TUS TAREAS ::
a - Enumera las sustancias que, según el fragmento sobre el consumo de drogas en España, eran las más consumidas por los jóvenes de 14 a 18 años en el último informe del Plan Nacional sobre Drogas.
b - Resume en dos oraciones el fragmento sobre el consumo de drogas en España.
c - Continúa el fragmento sobre el consumo de drogas en España a partir de su última oración.

R. R.: No sería justo hacer un análisis simplista de la situación del consumo de drogas en España. Es un asunto complejo que requiere comprenderlo desde un enfoque multicausal, ya que hay muchos aspectos implicados.

Según el último informe del Plan Nacional sobre Drogas publicado en el año 2013, el alcohol, el tabaco y el cannabis eran las sustancias estrella entre nuestros jóvenes de 14 a 18 años. En esta línea, los porcentajes de consumo ocasional llegan al 83,9 % en el caso del alcohol, 43,8 % en el caso del tabaco y 33,6 % en el caso del cannabis. Además son datos que no van a la baja. El consumo de alcohol entre nuestros jóvenes ha ido in crescendo desde 2010 y en 2012 el consumo de cannabis ha sufrido un repunte respecto a años anteriores. Es importante distinguir entre uso, abuso y dependencia, ya que también son conceptos que pueden dar lugar a confusión. Un uso de una sustancia hace referencia en general a una frecuencia o cantidad baja de la sustancia, que no genera consecuencias inmediatas sobre el consumidor; el abuso se refiere cuando la cantidad de la sustancia es superior o la frecuencia de su uso, generando efectos más graves en la persona. Por último, la dependencia hace referencia a aquella situación en la que se da prioridad a la conducta de consumo sobre otras conductas que antes se podrían considerar más importantes.

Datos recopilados
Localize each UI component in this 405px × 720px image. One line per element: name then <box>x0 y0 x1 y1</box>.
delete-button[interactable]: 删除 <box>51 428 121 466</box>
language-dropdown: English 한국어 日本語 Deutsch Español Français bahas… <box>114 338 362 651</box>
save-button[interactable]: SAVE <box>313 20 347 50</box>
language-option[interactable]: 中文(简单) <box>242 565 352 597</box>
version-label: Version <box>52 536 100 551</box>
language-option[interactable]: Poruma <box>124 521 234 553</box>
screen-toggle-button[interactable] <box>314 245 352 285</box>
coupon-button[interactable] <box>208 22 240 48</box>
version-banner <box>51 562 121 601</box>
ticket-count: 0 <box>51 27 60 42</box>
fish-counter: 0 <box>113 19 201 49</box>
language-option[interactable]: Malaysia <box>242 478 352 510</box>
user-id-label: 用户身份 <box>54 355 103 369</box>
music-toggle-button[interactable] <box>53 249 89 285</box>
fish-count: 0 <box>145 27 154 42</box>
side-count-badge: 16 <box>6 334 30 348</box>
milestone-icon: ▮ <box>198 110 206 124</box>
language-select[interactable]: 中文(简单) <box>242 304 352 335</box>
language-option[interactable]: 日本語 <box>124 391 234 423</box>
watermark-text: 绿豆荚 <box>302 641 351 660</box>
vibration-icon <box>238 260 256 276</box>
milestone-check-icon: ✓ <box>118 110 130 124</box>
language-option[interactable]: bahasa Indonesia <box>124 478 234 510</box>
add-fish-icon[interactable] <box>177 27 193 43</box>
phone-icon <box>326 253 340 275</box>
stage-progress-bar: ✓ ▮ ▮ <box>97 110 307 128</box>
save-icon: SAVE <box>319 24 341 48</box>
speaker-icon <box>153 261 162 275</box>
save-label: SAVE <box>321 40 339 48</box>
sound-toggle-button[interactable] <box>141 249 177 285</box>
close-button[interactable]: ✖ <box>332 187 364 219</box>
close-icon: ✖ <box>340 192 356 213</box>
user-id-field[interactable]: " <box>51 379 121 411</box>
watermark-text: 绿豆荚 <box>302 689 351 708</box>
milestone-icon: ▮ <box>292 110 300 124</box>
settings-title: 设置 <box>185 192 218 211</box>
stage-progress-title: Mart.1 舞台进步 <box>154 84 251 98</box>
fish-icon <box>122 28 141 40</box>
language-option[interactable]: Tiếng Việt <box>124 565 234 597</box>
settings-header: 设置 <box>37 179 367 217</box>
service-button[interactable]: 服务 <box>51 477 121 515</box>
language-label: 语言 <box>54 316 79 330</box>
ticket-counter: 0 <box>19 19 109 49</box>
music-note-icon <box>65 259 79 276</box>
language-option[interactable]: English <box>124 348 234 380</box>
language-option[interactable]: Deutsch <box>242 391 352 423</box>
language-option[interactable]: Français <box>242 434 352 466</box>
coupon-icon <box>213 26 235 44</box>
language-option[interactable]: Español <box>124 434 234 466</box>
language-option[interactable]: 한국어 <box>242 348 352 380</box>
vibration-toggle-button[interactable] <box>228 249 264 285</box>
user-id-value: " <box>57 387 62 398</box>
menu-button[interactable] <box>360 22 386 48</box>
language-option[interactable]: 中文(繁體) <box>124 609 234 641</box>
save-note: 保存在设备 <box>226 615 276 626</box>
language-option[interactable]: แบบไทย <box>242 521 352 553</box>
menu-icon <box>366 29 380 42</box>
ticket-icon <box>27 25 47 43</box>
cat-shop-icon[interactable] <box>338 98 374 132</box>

RESPUESTAS ESCRITAS ::
a - El alcohol, el tabaco y el cannabis.

b - Según el informe del Plan Nacional sobre Drogas publicado en 2013, el alcohol, el tabaco y el cannabis eran las sustancias más consumidas por los jóvenes de 14 a 18 años, y sus cifras de consumo no van a la baja. El texto distingue además entre uso, abuso y dependencia de una sustancia según la frecuencia, la cantidad y el lugar que ocupa el consumo frente a otras conductas.

c -
Otro aspecto fundamental para comprender esta problemática es la extendida permisividad que nos encontramos ante las conductas de consumo a nivel general y particularmente en población joven, cuya ilusión de invulnerabilidad y control les hace valorar menos el riesgo potencial a medio-largo plazo y más la sensación y el bienestar cortoplacista. La experimentación con sustancias se ha convertido en un hecho habitual entre los jóvenes. De hecho, un porcentaje significativo de nuestros jóvenes no considera el alcohol como una droga, o son permisivos con las llamadas «drogas blandas o recreativas» como la marihuana, cuyos efectos perjudiciales están de sobra estudiados.

¿Influye la sociedad en el consumo de sustancias de nuestros jóvenes?

R. R.: En España como en cualquier otro país, el consumo no se suele dar de forma aislada, sino que forma parte de un conjunto más amplio de situaciones problemáticas que pueda estar atravesando la persona (factores familiares, sociales, económicos, escolares, de pareja, etc.) Dada la situación a nivel macrosocial y la alta disponibilidad de las sustancias, es necesario que nuestros jóvenes aprendan a convivir con esa realidad, dotándoles de las herramientas necesarias para resistir un consumo extendido en una época en la que el proceso de socialización es vital. Familia, colegios y medios de comunicación juegan ahí un papel fundamental.